WORK TO DO
Restate each line word for word. Leave out every picture.

DATA IN THIS EXERCISE
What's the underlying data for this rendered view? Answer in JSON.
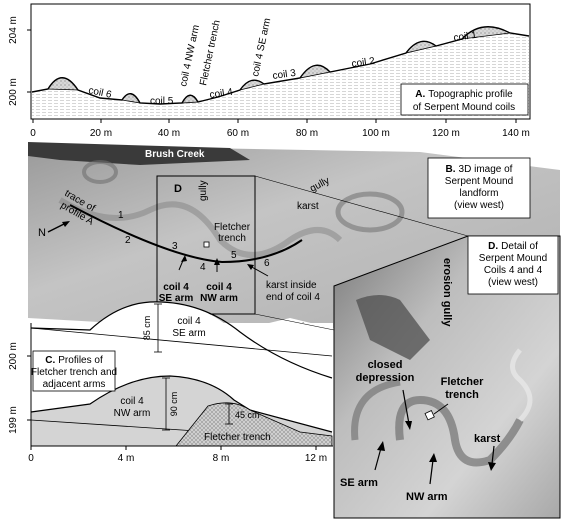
{
  "panel_a": {
    "y_label_top": "204 m",
    "y_label_bottom": "200 m",
    "x_ticks": [
      "0",
      "20 m",
      "40 m",
      "60 m",
      "80 m",
      "100 m",
      "120 m",
      "140 m"
    ],
    "coils": [
      "coil 1",
      "coil 2",
      "coil 3",
      "coil 4 SE arm",
      "Fletcher trench",
      "coil 4 NW arm",
      "coil 4",
      "coil 5",
      "coil 6"
    ],
    "caption_letter": "A.",
    "caption_line1": "Topographic profile",
    "caption_line2": "of Serpent Mound coils"
  },
  "panel_b": {
    "title": "Brush Creek",
    "trace_line1": "trace of",
    "trace_line2": "profile A",
    "north": "N",
    "numbers": [
      "1",
      "2",
      "3",
      "4",
      "5",
      "6"
    ],
    "fletcher": "Fletcher trench",
    "gully_d": "gully",
    "gully_right": "gully",
    "karst": "karst",
    "coil4_se": "coil 4 SE arm",
    "coil4_nw": "coil 4 NW arm",
    "karst_inside_line1": "karst inside",
    "karst_inside_line2": "end of coil 4",
    "karst_lower": "karst",
    "gully_lower": "gully",
    "d_marker": "D",
    "caption_letter": "B.",
    "caption_line1": "3D image of",
    "caption_line2": "Serpent Mound",
    "caption_line3": "landform",
    "caption_line4": "(view west)"
  },
  "panel_c": {
    "y_label_top": "200 m",
    "y_label_bottom": "199 m",
    "x_ticks": [
      "0",
      "4 m",
      "8 m",
      "12 m"
    ],
    "se_arm_line1": "coil 4",
    "se_arm_line2": "SE arm",
    "se_height": "85 cm",
    "nw_arm_line1": "coil 4",
    "nw_arm_line2": "NW arm",
    "nw_height": "90 cm",
    "trench_depth": "45 cm",
    "trench_label": "Fletcher trench",
    "caption_letter": "C.",
    "caption_line1": "Profiles of",
    "caption_line2": "Fletcher trench and",
    "caption_line3": "adjacent arms"
  },
  "panel_d": {
    "caption_letter": "D.",
    "caption_line1": "Detail of",
    "caption_line2": "Serpent Mound",
    "caption_line3": "Coils 4 and 4",
    "caption_line4": "(view west)",
    "erosion_gully": "erosion gully",
    "closed_line1": "closed",
    "closed_line2": "depression",
    "fletcher_line1": "Fletcher",
    "fletcher_line2": "trench",
    "karst": "karst",
    "se_arm": "SE arm",
    "nw_arm": "NW arm"
  }
}
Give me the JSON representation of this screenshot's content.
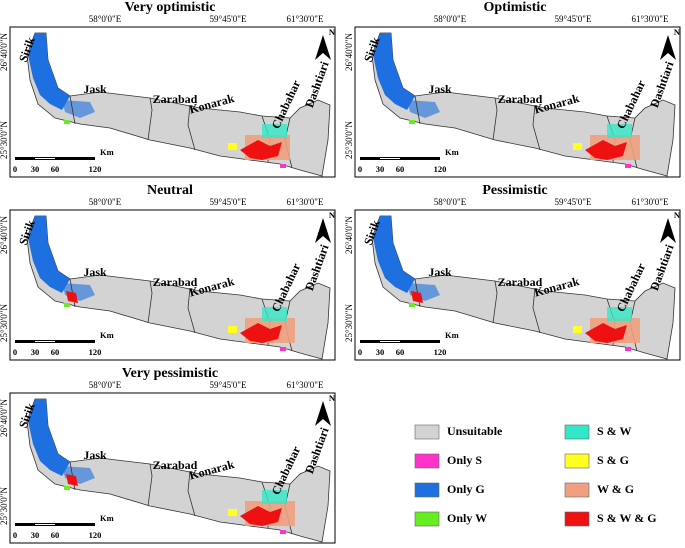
{
  "panels": [
    {
      "title": "Very optimistic"
    },
    {
      "title": "Optimistic"
    },
    {
      "title": "Neutral"
    },
    {
      "title": "Pessimistic"
    },
    {
      "title": "Very pessimistic"
    }
  ],
  "map": {
    "lon_labels": [
      "58°0'0\"E",
      "59°45'0\"E",
      "61°30'0\"E"
    ],
    "lat_labels": [
      "26°40'0\"N",
      "25°30'0\"N"
    ],
    "regions": [
      "Sirik",
      "Jask",
      "Zarabad",
      "Konarak",
      "Chabahar",
      "Dashtiari"
    ],
    "north": "N",
    "scale_labels": [
      "0",
      "30",
      "60",
      "120"
    ],
    "scale_unit": "Km"
  },
  "legend": {
    "items": [
      {
        "label": "Unsuitable",
        "color": "#d3d3d3"
      },
      {
        "label": "Only S",
        "color": "#ff33cc"
      },
      {
        "label": "Only G",
        "color": "#1e6fe0"
      },
      {
        "label": "Only W",
        "color": "#66ee22"
      },
      {
        "label": "S & W",
        "color": "#33e8c8"
      },
      {
        "label": "S & G",
        "color": "#ffff22"
      },
      {
        "label": "W & G",
        "color": "#f0a080"
      },
      {
        "label": "S & W & G",
        "color": "#ee1111"
      }
    ]
  }
}
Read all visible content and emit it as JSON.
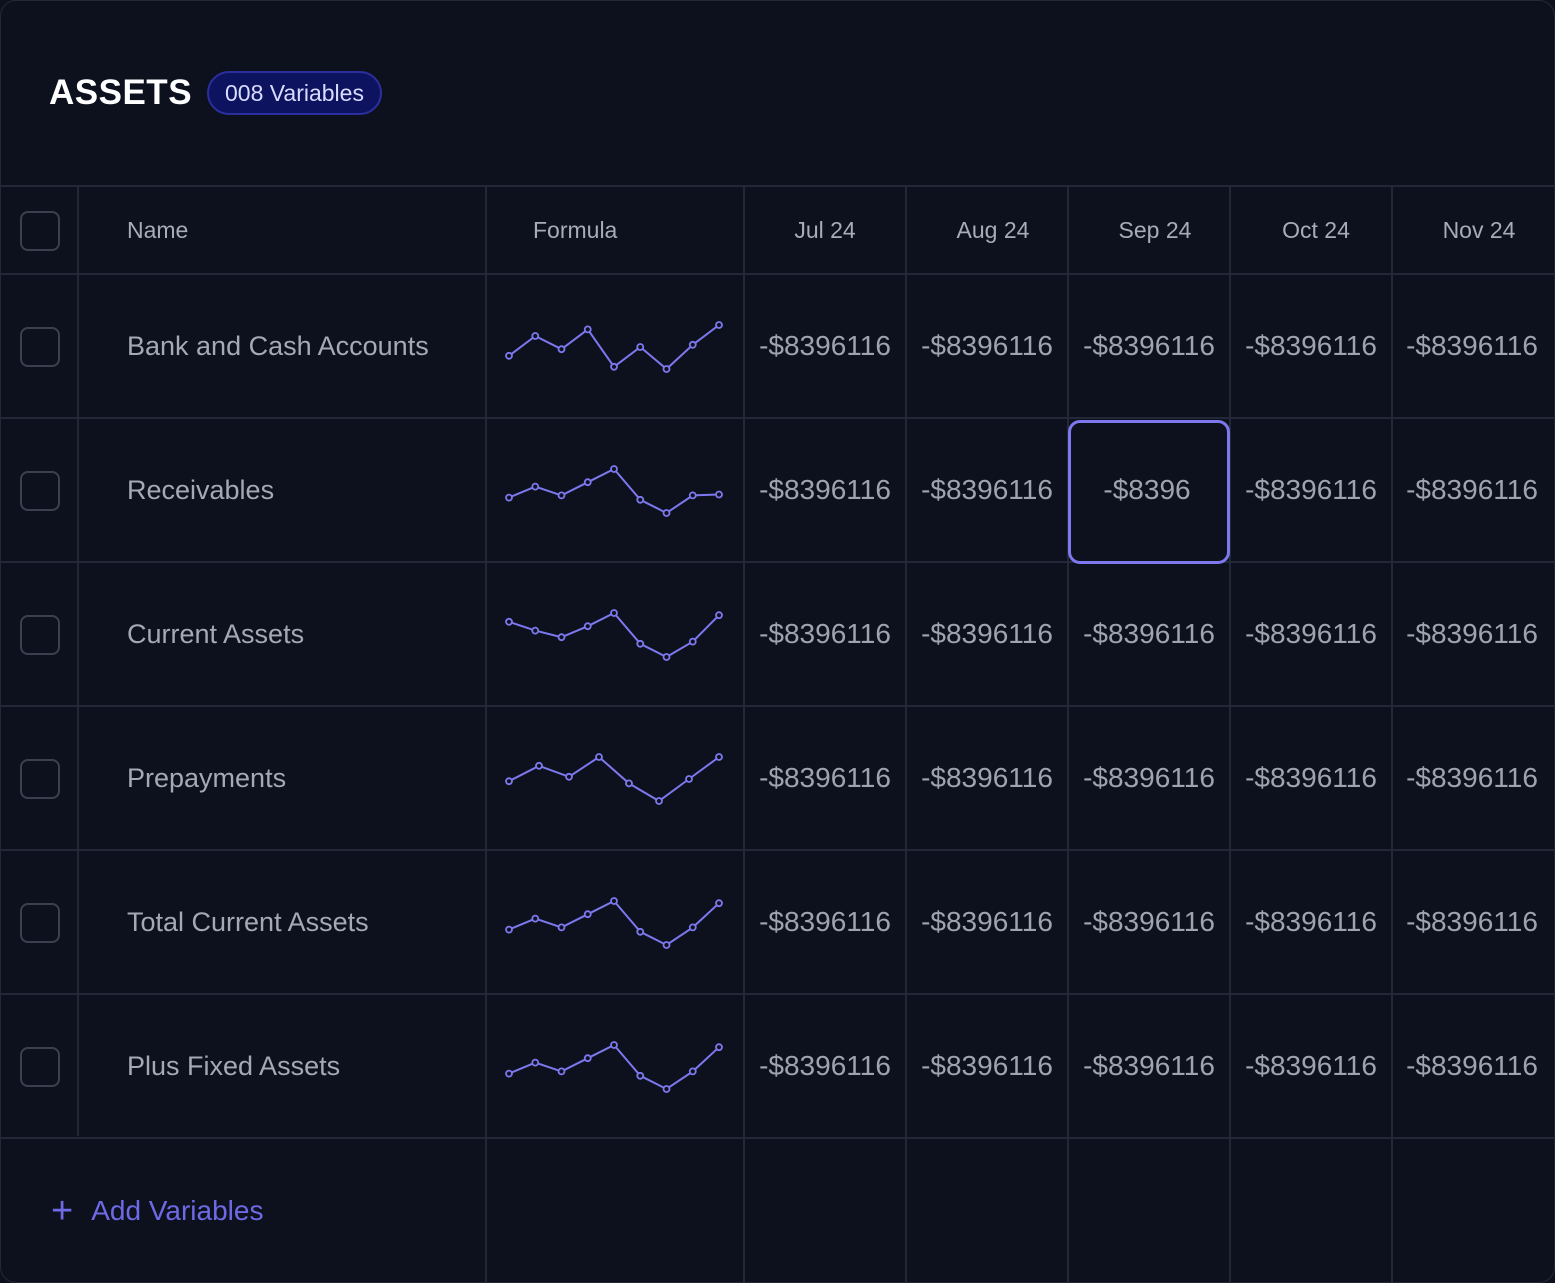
{
  "header": {
    "title": "ASSETS",
    "badge": "008 Variables"
  },
  "columns": {
    "name": "Name",
    "formula": "Formula",
    "months": [
      "Jul 24",
      "Aug 24",
      "Sep 24",
      "Oct 24",
      "Nov 24"
    ]
  },
  "rows": [
    {
      "name": "Bank and Cash Accounts",
      "values": [
        "-$8396116",
        "-$8396116",
        "-$8396116",
        "-$8396116",
        "-$8396116"
      ],
      "sparkline": [
        0.3,
        0.75,
        0.45,
        0.9,
        0.05,
        0.5,
        0.0,
        0.55,
        1.0
      ]
    },
    {
      "name": "Receivables",
      "values": [
        "-$8396116",
        "-$8396116",
        "-$8396",
        "-$8396116",
        "-$8396116"
      ],
      "sparkline": [
        0.35,
        0.6,
        0.4,
        0.7,
        1.0,
        0.3,
        0.0,
        0.4,
        0.42
      ]
    },
    {
      "name": "Current Assets",
      "values": [
        "-$8396116",
        "-$8396116",
        "-$8396116",
        "-$8396116",
        "-$8396116"
      ],
      "sparkline": [
        0.8,
        0.6,
        0.45,
        0.7,
        1.0,
        0.3,
        0.0,
        0.35,
        0.95
      ]
    },
    {
      "name": "Prepayments",
      "values": [
        "-$8396116",
        "-$8396116",
        "-$8396116",
        "-$8396116",
        "-$8396116"
      ],
      "sparkline": [
        0.45,
        0.8,
        0.55,
        1.0,
        0.4,
        0.0,
        0.5,
        1.0
      ]
    },
    {
      "name": "Total Current Assets",
      "values": [
        "-$8396116",
        "-$8396116",
        "-$8396116",
        "-$8396116",
        "-$8396116"
      ],
      "sparkline": [
        0.35,
        0.6,
        0.4,
        0.7,
        1.0,
        0.3,
        0.0,
        0.4,
        0.95
      ]
    },
    {
      "name": "Plus Fixed Assets",
      "values": [
        "-$8396116",
        "-$8396116",
        "-$8396116",
        "-$8396116",
        "-$8396116"
      ],
      "sparkline": [
        0.35,
        0.6,
        0.4,
        0.7,
        1.0,
        0.3,
        0.0,
        0.4,
        0.95
      ]
    }
  ],
  "selected_cell": {
    "row": 1,
    "col": 2
  },
  "footer": {
    "add_label": "Add Variables"
  },
  "colors": {
    "accent": "#7d78ee",
    "background": "#0d111e",
    "grid": "#232838"
  }
}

TASK RESPONSE
What's the underlying data for this rendered view? Answer in JSON.
{
  "panel_a": {
    "y_label_top": "204 m",
    "y_label_bottom": "200 m",
    "x_ticks": [
      "0",
      "20 m",
      "40 m",
      "60 m",
      "80 m",
      "100 m",
      "120 m",
      "140 m"
    ],
    "coils": [
      "coil 1",
      "coil 2",
      "coil 3",
      "coil 4 SE arm",
      "Fletcher trench",
      "coil 4 NW arm",
      "coil 4",
      "coil 5",
      "coil 6"
    ],
    "caption_letter": "A.",
    "caption_line1": "Topographic profile",
    "caption_line2": "of Serpent Mound coils"
  },
  "panel_b": {
    "title": "Brush Creek",
    "trace_line1": "trace of",
    "trace_line2": "profile A",
    "north": "N",
    "numbers": [
      "1",
      "2",
      "3",
      "4",
      "5",
      "6"
    ],
    "fletcher": "Fletcher trench",
    "gully_d": "gully",
    "gully_right": "gully",
    "karst": "karst",
    "coil4_se": "coil 4 SE arm",
    "coil4_nw": "coil 4 NW arm",
    "karst_inside_line1": "karst inside",
    "karst_inside_line2": "end of coil 4",
    "karst_lower": "karst",
    "gully_lower": "gully",
    "d_marker": "D",
    "caption_letter": "B.",
    "caption_line1": "3D image of",
    "caption_line2": "Serpent Mound",
    "caption_line3": "landform",
    "caption_line4": "(view west)"
  },
  "panel_c": {
    "y_label_top": "200 m",
    "y_label_bottom": "199 m",
    "x_ticks": [
      "0",
      "4 m",
      "8 m",
      "12 m"
    ],
    "se_arm_line1": "coil 4",
    "se_arm_line2": "SE arm",
    "se_height": "85 cm",
    "nw_arm_line1": "coil 4",
    "nw_arm_line2": "NW arm",
    "nw_height": "90 cm",
    "trench_depth": "45 cm",
    "trench_label": "Fletcher trench",
    "caption_letter": "C.",
    "caption_line1": "Profiles of",
    "caption_line2": "Fletcher trench and",
    "caption_line3": "adjacent arms"
  },
  "panel_d": {
    "caption_letter": "D.",
    "caption_line1": "Detail of",
    "caption_line2": "Serpent Mound",
    "caption_line3": "Coils 4 and 4",
    "caption_line4": "(view west)",
    "erosion_gully": "erosion gully",
    "closed_line1": "closed",
    "closed_line2": "depression",
    "fletcher_line1": "Fletcher",
    "fletcher_line2": "trench",
    "karst": "karst",
    "se_arm": "SE arm",
    "nw_arm": "NW arm"
  }
}
Give me the JSON representation of this screenshot's content.
{
  "panels": [
    {
      "title": "Very optimistic"
    },
    {
      "title": "Optimistic"
    },
    {
      "title": "Neutral"
    },
    {
      "title": "Pessimistic"
    },
    {
      "title": "Very pessimistic"
    }
  ],
  "map": {
    "lon_labels": [
      "58°0'0\"E",
      "59°45'0\"E",
      "61°30'0\"E"
    ],
    "lat_labels": [
      "26°40'0\"N",
      "25°30'0\"N"
    ],
    "regions": [
      "Sirik",
      "Jask",
      "Zarabad",
      "Konarak",
      "Chabahar",
      "Dashtiari"
    ],
    "north": "N",
    "scale_labels": [
      "0",
      "30",
      "60",
      "120"
    ],
    "scale_unit": "Km"
  },
  "legend": {
    "items": [
      {
        "label": "Unsuitable",
        "color": "#d3d3d3"
      },
      {
        "label": "Only S",
        "color": "#ff33cc"
      },
      {
        "label": "Only G",
        "color": "#1e6fe0"
      },
      {
        "label": "Only W",
        "color": "#66ee22"
      },
      {
        "label": "S & W",
        "color": "#33e8c8"
      },
      {
        "label": "S & G",
        "color": "#ffff22"
      },
      {
        "label": "W & G",
        "color": "#f0a080"
      },
      {
        "label": "S & W & G",
        "color": "#ee1111"
      }
    ]
  }
}
Read all visible content and emit it as JSON.
{
  "header": {
    "title": "ASSETS",
    "badge": "008 Variables"
  },
  "columns": {
    "name": "Name",
    "formula": "Formula",
    "months": [
      "Jul 24",
      "Aug 24",
      "Sep 24",
      "Oct 24",
      "Nov 24"
    ]
  },
  "rows": [
    {
      "name": "Bank and Cash Accounts",
      "values": [
        "-$8396116",
        "-$8396116",
        "-$8396116",
        "-$8396116",
        "-$8396116"
      ],
      "sparkline": [
        0.3,
        0.75,
        0.45,
        0.9,
        0.05,
        0.5,
        0.0,
        0.55,
        1.0
      ]
    },
    {
      "name": "Receivables",
      "values": [
        "-$8396116",
        "-$8396116",
        "-$8396",
        "-$8396116",
        "-$8396116"
      ],
      "sparkline": [
        0.35,
        0.6,
        0.4,
        0.7,
        1.0,
        0.3,
        0.0,
        0.4,
        0.42
      ]
    },
    {
      "name": "Current Assets",
      "values": [
        "-$8396116",
        "-$8396116",
        "-$8396116",
        "-$8396116",
        "-$8396116"
      ],
      "sparkline": [
        0.8,
        0.6,
        0.45,
        0.7,
        1.0,
        0.3,
        0.0,
        0.35,
        0.95
      ]
    },
    {
      "name": "Prepayments",
      "values": [
        "-$8396116",
        "-$8396116",
        "-$8396116",
        "-$8396116",
        "-$8396116"
      ],
      "sparkline": [
        0.45,
        0.8,
        0.55,
        1.0,
        0.4,
        0.0,
        0.5,
        1.0
      ]
    },
    {
      "name": "Total Current Assets",
      "values": [
        "-$8396116",
        "-$8396116",
        "-$8396116",
        "-$8396116",
        "-$8396116"
      ],
      "sparkline": [
        0.35,
        0.6,
        0.4,
        0.7,
        1.0,
        0.3,
        0.0,
        0.4,
        0.95
      ]
    },
    {
      "name": "Plus Fixed Assets",
      "values": [
        "-$8396116",
        "-$8396116",
        "-$8396116",
        "-$8396116",
        "-$8396116"
      ],
      "sparkline": [
        0.35,
        0.6,
        0.4,
        0.7,
        1.0,
        0.3,
        0.0,
        0.4,
        0.95
      ]
    }
  ],
  "selected_cell": {
    "row": 1,
    "col": 2
  },
  "footer": {
    "add_label": "Add Variables"
  },
  "colors": {
    "accent": "#7d78ee",
    "background": "#0d111e",
    "grid": "#232838"
  }
}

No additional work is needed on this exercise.